▸ **What is asked**
Can you quote the records below in full, word for word?

▸ **Records shown**
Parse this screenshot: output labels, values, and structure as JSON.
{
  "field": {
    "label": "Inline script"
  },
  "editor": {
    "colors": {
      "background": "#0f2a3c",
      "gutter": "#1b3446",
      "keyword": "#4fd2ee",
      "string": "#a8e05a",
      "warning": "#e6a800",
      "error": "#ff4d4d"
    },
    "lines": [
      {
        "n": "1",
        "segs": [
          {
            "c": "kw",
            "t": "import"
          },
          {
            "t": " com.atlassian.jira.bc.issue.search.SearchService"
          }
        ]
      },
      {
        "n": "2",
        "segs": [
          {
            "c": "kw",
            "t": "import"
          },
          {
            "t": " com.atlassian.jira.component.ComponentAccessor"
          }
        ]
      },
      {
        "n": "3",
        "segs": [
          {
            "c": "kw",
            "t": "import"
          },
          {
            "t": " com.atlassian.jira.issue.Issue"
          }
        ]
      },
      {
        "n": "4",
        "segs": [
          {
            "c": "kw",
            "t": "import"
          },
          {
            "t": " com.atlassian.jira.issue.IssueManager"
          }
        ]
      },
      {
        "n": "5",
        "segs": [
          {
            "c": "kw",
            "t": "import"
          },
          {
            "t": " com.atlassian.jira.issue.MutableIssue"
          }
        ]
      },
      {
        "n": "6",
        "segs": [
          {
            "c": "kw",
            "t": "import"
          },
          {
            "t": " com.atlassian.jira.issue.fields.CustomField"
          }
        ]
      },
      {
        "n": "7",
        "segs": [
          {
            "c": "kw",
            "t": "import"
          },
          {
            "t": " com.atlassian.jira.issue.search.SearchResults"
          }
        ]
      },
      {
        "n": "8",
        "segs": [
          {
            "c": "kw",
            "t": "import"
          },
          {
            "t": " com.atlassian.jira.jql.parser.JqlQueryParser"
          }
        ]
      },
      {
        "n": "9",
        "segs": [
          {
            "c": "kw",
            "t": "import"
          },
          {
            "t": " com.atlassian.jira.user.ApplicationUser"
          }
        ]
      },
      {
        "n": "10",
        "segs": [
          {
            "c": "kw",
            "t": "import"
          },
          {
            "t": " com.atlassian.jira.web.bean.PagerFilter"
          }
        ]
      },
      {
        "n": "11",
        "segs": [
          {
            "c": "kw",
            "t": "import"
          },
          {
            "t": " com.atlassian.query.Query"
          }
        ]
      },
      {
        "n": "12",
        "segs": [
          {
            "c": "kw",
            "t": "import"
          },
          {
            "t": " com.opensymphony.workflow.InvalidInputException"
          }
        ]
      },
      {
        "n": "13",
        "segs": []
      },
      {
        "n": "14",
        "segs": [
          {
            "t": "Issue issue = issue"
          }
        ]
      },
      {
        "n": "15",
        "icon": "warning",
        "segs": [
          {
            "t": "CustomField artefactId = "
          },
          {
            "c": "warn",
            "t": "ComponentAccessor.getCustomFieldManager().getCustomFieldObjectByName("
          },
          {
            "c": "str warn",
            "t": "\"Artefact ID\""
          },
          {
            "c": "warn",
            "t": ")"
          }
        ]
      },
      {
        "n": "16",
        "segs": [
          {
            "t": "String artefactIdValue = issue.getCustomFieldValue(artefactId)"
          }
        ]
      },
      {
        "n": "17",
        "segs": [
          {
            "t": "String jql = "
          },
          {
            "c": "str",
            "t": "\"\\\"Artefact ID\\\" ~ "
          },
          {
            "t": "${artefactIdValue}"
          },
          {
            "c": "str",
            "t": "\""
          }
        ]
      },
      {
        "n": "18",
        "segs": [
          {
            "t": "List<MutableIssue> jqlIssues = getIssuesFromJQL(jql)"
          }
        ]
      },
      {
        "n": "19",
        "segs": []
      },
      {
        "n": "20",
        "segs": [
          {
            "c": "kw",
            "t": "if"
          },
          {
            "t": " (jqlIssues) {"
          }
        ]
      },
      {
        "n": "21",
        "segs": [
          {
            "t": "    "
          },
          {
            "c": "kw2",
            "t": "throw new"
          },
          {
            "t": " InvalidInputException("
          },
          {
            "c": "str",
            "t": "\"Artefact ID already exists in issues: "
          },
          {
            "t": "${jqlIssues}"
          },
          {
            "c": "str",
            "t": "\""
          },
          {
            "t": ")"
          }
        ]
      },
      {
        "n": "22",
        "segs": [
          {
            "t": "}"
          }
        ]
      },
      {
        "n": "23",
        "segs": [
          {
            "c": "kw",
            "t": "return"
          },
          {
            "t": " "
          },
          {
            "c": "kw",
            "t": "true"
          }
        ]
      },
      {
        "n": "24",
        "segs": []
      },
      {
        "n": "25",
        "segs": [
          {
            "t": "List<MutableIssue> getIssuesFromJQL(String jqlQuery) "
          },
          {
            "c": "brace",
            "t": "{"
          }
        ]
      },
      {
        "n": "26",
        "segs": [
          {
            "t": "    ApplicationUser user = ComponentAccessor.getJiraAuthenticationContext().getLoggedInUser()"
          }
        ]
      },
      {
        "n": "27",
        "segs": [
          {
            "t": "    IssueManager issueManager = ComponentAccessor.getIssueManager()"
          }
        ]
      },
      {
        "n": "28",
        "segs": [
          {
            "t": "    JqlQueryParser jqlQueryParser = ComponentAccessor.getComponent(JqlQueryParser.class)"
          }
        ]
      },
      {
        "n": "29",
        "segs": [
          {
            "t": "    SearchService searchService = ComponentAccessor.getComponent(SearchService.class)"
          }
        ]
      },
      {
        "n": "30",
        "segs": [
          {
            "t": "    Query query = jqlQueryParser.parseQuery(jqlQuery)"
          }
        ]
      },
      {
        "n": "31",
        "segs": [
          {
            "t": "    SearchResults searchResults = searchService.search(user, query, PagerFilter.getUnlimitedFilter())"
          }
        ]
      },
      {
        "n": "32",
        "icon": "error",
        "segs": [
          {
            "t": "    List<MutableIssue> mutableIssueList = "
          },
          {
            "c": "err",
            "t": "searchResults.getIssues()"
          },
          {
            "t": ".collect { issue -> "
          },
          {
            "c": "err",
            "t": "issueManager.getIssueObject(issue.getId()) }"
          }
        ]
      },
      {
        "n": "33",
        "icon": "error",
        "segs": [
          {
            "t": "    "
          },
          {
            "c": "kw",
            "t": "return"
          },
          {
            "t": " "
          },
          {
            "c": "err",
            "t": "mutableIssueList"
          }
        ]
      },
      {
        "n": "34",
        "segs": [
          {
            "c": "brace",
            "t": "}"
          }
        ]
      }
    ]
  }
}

▸ **Response**
Parse this screenshot: output labels, values, and structure as JSON.
{
  "field": {
    "label": "Inline script"
  },
  "editor": {
    "colors": {
      "background": "#0f2a3c",
      "gutter": "#1b3446",
      "keyword": "#4fd2ee",
      "string": "#a8e05a",
      "warning": "#e6a800",
      "error": "#ff4d4d"
    },
    "lines": [
      {
        "n": "1",
        "segs": [
          {
            "c": "kw",
            "t": "import"
          },
          {
            "t": " com.atlassian.jira.bc.issue.search.SearchService"
          }
        ]
      },
      {
        "n": "2",
        "segs": [
          {
            "c": "kw",
            "t": "import"
          },
          {
            "t": " com.atlassian.jira.component.ComponentAccessor"
          }
        ]
      },
      {
        "n": "3",
        "segs": [
          {
            "c": "kw",
            "t": "import"
          },
          {
            "t": " com.atlassian.jira.issue.Issue"
          }
        ]
      },
      {
        "n": "4",
        "segs": [
          {
            "c": "kw",
            "t": "import"
          },
          {
            "t": " com.atlassian.jira.issue.IssueManager"
          }
        ]
      },
      {
        "n": "5",
        "segs": [
          {
            "c": "kw",
            "t": "import"
          },
          {
            "t": " com.atlassian.jira.issue.MutableIssue"
          }
        ]
      },
      {
        "n": "6",
        "segs": [
          {
            "c": "kw",
            "t": "import"
          },
          {
            "t": " com.atlassian.jira.issue.fields.CustomField"
          }
        ]
      },
      {
        "n": "7",
        "segs": [
          {
            "c": "kw",
            "t": "import"
          },
          {
            "t": " com.atlassian.jira.issue.search.SearchResults"
          }
        ]
      },
      {
        "n": "8",
        "segs": [
          {
            "c": "kw",
            "t": "import"
          },
          {
            "t": " com.atlassian.jira.jql.parser.JqlQueryParser"
          }
        ]
      },
      {
        "n": "9",
        "segs": [
          {
            "c": "kw",
            "t": "import"
          },
          {
            "t": " com.atlassian.jira.user.ApplicationUser"
          }
        ]
      },
      {
        "n": "10",
        "segs": [
          {
            "c": "kw",
            "t": "import"
          },
          {
            "t": " com.atlassian.jira.web.bean.PagerFilter"
          }
        ]
      },
      {
        "n": "11",
        "segs": [
          {
            "c": "kw",
            "t": "import"
          },
          {
            "t": " com.atlassian.query.Query"
          }
        ]
      },
      {
        "n": "12",
        "segs": [
          {
            "c": "kw",
            "t": "import"
          },
          {
            "t": " com.opensymphony.workflow.InvalidInputException"
          }
        ]
      },
      {
        "n": "13",
        "segs": []
      },
      {
        "n": "14",
        "segs": [
          {
            "t": "Issue issue = issue"
          }
        ]
      },
      {
        "n": "15",
        "icon": "warning",
        "segs": [
          {
            "t": "CustomField artefactId = "
          },
          {
            "c": "warn",
            "t": "ComponentAccessor.getCustomFieldManager().getCustomFieldObjectByName("
          },
          {
            "c": "str warn",
            "t": "\"Artefact ID\""
          },
          {
            "c": "warn",
            "t": ")"
          }
        ]
      },
      {
        "n": "16",
        "segs": [
          {
            "t": "String artefactIdValue = issue.getCustomFieldValue(artefactId)"
          }
        ]
      },
      {
        "n": "17",
        "segs": [
          {
            "t": "String jql = "
          },
          {
            "c": "str",
            "t": "\"\\\"Artefact ID\\\" ~ "
          },
          {
            "t": "${artefactIdValue}"
          },
          {
            "c": "str",
            "t": "\""
          }
        ]
      },
      {
        "n": "18",
        "segs": [
          {
            "t": "List<MutableIssue> jqlIssues = getIssuesFromJQL(jql)"
          }
        ]
      },
      {
        "n": "19",
        "segs": []
      },
      {
        "n": "20",
        "segs": [
          {
            "c": "kw",
            "t": "if"
          },
          {
            "t": " (jqlIssues) {"
          }
        ]
      },
      {
        "n": "21",
        "segs": [
          {
            "t": "    "
          },
          {
            "c": "kw2",
            "t": "throw new"
          },
          {
            "t": " InvalidInputException("
          },
          {
            "c": "str",
            "t": "\"Artefact ID already exists in issues: "
          },
          {
            "t": "${jqlIssues}"
          },
          {
            "c": "str",
            "t": "\""
          },
          {
            "t": ")"
          }
        ]
      },
      {
        "n": "22",
        "segs": [
          {
            "t": "}"
          }
        ]
      },
      {
        "n": "23",
        "segs": [
          {
            "c": "kw",
            "t": "return"
          },
          {
            "t": " "
          },
          {
            "c": "kw",
            "t": "true"
          }
        ]
      },
      {
        "n": "24",
        "segs": []
      },
      {
        "n": "25",
        "segs": [
          {
            "t": "List<MutableIssue> getIssuesFromJQL(String jqlQuery) "
          },
          {
            "c": "brace",
            "t": "{"
          }
        ]
      },
      {
        "n": "26",
        "segs": [
          {
            "t": "    ApplicationUser user = ComponentAccessor.getJiraAuthenticationContext().getLoggedInUser()"
          }
        ]
      },
      {
        "n": "27",
        "segs": [
          {
            "t": "    IssueManager issueManager = ComponentAccessor.getIssueManager()"
          }
        ]
      },
      {
        "n": "28",
        "segs": [
          {
            "t": "    JqlQueryParser jqlQueryParser = ComponentAccessor.getComponent(JqlQueryParser.class)"
          }
        ]
      },
      {
        "n": "29",
        "segs": [
          {
            "t": "    SearchService searchService = ComponentAccessor.getComponent(SearchService.class)"
          }
        ]
      },
      {
        "n": "30",
        "segs": [
          {
            "t": "    Query query = jqlQueryParser.parseQuery(jqlQuery)"
          }
        ]
      },
      {
        "n": "31",
        "segs": [
          {
            "t": "    SearchResults searchResults = searchService.search(user, query, PagerFilter.getUnlimitedFilter())"
          }
        ]
      },
      {
        "n": "32",
        "icon": "error",
        "segs": [
          {
            "t": "    List<MutableIssue> mutableIssueList = "
          },
          {
            "c": "err",
            "t": "searchResults.getIssues()"
          },
          {
            "t": ".collect { issue -> "
          },
          {
            "c": "err",
            "t": "issueManager.getIssueObject(issue.getId()) }"
          }
        ]
      },
      {
        "n": "33",
        "icon": "error",
        "segs": [
          {
            "t": "    "
          },
          {
            "c": "kw",
            "t": "return"
          },
          {
            "t": " "
          },
          {
            "c": "err",
            "t": "mutableIssueList"
          }
        ]
      },
      {
        "n": "34",
        "segs": [
          {
            "c": "brace",
            "t": "}"
          }
        ]
      }
    ]
  }
}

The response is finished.